* What the task asks: In the material below, identify each line bearing the word "with". Reproduce those lines.

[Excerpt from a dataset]
▬▬▬▬▬▬

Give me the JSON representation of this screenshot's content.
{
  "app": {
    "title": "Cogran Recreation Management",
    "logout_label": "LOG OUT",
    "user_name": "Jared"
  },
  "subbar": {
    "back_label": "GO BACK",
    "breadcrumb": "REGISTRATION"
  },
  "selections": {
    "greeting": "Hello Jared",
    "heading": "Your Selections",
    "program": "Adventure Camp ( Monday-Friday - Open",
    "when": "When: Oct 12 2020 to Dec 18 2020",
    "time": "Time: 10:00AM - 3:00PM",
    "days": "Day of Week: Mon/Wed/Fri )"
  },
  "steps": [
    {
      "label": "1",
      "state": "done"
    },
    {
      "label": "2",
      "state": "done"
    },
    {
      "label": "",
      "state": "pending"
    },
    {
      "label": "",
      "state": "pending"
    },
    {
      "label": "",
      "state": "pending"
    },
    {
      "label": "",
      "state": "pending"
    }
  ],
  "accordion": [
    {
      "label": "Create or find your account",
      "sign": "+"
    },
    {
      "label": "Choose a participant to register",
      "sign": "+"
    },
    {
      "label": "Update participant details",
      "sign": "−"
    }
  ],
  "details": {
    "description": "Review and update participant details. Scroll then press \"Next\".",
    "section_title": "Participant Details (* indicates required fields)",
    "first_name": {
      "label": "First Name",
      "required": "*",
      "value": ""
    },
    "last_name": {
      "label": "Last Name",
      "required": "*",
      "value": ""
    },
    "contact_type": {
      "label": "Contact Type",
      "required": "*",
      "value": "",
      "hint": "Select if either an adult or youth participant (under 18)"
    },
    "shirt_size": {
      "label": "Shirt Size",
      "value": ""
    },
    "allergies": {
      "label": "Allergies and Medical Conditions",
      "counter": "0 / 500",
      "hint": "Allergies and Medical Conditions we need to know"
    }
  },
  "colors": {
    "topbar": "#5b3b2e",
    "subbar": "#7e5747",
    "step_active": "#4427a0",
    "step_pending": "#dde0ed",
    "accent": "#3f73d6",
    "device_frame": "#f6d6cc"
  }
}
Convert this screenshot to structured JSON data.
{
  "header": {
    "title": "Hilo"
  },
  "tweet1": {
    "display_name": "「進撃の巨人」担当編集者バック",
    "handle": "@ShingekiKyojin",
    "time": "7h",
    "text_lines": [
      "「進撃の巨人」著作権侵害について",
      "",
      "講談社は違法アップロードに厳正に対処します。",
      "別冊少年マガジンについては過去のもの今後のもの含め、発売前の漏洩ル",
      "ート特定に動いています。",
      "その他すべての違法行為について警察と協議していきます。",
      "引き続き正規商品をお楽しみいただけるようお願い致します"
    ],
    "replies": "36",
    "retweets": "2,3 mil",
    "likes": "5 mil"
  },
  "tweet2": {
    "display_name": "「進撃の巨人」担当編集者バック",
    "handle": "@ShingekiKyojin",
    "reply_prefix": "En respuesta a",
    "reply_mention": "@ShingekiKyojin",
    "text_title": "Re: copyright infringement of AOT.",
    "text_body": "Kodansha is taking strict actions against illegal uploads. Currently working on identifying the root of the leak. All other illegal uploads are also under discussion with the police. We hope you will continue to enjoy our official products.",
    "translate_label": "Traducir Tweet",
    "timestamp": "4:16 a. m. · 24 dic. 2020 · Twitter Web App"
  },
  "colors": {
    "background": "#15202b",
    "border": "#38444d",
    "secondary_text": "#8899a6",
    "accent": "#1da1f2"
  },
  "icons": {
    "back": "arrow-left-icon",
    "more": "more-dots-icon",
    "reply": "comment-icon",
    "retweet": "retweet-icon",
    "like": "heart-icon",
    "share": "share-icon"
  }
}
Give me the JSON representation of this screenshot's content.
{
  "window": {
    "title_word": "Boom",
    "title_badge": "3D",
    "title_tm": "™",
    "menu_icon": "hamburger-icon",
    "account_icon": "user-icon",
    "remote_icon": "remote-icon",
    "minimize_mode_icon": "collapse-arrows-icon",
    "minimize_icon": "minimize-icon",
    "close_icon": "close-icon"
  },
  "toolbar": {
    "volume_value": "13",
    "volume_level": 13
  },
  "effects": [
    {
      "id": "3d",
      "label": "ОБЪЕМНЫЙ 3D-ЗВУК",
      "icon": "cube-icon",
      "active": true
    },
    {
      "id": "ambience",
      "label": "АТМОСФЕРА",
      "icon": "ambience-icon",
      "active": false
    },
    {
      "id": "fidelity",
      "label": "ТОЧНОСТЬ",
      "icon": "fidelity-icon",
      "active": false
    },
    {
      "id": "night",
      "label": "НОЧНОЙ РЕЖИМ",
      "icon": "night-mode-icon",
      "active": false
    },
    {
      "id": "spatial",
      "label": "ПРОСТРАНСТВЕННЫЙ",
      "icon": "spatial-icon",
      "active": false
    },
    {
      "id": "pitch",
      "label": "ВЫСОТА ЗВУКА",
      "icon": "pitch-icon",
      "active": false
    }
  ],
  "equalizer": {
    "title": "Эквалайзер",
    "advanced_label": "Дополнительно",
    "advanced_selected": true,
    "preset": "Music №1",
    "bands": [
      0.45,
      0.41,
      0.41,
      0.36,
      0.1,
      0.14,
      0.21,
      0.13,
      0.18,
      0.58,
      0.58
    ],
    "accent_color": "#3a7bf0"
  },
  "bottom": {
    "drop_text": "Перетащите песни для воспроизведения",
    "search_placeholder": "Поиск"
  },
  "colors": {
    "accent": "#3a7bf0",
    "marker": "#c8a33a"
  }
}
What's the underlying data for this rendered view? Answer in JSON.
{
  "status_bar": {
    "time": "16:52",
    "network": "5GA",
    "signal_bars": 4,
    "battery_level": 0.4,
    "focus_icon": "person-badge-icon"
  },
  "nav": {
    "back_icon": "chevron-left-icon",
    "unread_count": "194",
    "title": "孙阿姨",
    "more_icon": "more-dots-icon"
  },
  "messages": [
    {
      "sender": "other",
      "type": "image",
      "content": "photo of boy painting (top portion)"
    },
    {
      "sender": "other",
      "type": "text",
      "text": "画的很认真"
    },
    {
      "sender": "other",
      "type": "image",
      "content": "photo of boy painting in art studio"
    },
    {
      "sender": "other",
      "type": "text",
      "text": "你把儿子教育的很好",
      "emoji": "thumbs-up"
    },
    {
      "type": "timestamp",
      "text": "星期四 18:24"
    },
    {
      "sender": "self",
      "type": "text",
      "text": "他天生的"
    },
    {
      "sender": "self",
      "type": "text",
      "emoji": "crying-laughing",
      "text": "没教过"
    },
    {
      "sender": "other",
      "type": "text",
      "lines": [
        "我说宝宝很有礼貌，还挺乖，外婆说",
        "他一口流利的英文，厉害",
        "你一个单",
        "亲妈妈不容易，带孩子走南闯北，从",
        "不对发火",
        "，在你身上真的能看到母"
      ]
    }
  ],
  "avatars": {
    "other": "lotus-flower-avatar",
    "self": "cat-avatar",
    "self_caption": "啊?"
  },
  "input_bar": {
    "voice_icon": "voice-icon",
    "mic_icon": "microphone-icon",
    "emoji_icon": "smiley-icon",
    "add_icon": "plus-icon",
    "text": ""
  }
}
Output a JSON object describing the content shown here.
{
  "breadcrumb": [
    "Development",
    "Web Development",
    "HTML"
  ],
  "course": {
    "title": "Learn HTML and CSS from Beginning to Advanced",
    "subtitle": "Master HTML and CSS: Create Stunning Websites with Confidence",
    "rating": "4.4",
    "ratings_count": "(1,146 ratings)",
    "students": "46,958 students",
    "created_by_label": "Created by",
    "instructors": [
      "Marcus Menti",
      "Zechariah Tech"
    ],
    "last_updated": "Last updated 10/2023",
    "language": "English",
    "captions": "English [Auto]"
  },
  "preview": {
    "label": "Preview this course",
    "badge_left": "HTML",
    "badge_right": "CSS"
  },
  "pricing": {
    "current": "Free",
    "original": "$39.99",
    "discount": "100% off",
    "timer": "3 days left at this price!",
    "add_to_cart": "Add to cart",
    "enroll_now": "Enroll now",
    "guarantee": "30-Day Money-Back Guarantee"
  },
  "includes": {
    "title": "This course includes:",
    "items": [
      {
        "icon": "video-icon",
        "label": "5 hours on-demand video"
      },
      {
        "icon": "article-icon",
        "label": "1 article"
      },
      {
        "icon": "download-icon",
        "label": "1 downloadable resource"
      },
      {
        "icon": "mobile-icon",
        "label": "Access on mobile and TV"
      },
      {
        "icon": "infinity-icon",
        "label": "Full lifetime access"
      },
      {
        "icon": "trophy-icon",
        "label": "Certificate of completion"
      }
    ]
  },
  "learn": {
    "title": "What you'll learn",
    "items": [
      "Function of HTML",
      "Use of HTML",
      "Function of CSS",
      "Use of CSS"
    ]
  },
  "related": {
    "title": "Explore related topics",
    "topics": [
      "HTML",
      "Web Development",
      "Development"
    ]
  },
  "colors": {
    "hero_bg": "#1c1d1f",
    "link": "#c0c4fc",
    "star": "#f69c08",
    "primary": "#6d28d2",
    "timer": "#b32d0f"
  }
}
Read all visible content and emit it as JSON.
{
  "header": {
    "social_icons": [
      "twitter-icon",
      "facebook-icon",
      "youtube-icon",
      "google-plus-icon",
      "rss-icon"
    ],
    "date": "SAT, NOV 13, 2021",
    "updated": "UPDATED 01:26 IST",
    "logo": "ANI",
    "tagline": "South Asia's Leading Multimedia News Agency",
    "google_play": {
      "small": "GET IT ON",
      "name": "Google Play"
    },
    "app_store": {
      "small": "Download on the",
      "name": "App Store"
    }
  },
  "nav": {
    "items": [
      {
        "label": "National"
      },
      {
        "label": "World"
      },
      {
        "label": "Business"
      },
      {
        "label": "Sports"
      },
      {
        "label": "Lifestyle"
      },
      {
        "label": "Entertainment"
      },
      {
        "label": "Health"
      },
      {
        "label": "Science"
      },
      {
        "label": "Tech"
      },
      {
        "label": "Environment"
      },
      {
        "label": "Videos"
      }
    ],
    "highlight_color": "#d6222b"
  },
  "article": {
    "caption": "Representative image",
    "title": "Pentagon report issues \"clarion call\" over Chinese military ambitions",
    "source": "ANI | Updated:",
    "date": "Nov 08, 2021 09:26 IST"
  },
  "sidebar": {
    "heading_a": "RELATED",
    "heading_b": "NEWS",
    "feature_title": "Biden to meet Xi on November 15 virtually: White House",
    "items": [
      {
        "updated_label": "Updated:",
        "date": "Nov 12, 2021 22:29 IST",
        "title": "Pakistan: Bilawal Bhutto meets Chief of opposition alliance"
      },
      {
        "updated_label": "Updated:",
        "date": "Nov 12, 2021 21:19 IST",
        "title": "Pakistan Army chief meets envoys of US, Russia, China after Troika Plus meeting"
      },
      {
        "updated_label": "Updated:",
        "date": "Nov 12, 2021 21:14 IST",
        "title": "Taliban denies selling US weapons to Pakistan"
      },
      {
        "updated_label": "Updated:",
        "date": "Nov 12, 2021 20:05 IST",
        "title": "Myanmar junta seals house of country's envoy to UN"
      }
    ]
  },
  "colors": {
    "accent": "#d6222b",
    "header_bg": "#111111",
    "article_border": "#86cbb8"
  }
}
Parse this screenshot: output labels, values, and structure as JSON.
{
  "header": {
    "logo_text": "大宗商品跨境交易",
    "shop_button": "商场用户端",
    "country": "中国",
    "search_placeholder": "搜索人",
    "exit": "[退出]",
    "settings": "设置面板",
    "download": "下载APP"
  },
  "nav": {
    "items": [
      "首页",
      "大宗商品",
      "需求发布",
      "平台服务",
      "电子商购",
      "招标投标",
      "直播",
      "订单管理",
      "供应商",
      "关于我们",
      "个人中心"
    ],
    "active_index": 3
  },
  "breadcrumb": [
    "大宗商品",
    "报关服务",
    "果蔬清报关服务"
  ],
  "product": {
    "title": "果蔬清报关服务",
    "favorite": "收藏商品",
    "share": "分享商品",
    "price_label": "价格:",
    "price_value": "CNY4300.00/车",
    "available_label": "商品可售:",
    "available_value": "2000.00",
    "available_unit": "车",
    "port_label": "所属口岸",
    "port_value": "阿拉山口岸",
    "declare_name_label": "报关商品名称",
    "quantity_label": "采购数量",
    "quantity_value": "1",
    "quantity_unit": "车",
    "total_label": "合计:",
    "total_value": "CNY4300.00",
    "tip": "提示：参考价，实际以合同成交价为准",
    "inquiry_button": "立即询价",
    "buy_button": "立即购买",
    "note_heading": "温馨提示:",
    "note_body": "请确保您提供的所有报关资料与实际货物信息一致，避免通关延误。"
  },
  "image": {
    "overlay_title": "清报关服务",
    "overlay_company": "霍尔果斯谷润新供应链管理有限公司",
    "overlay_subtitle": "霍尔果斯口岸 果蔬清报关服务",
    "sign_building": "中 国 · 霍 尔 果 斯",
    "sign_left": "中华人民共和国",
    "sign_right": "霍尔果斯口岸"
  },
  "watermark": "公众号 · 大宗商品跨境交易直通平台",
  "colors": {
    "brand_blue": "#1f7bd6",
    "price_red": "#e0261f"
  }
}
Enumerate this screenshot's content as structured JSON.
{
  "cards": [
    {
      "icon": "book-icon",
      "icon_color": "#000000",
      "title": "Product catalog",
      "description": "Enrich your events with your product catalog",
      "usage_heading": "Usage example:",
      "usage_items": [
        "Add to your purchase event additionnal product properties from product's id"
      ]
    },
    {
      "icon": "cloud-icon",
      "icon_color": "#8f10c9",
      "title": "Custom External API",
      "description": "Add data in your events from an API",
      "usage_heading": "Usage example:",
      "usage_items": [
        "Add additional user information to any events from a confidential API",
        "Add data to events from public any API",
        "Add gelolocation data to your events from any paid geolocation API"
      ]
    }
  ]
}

▬▬▬▬▬▬

* Response:
    "text_body": "Kodansha is taking strict actions against illegal uploads. Currently working on identifying the root of the leak. All other illegal uploads are also under discussion with the police. We hope you will continue to enjoy our official products.",
    "subtitle": "Master HTML and CSS: Create Stunning Websites with Confidence",
      "description": "Enrich your events with your product catalog",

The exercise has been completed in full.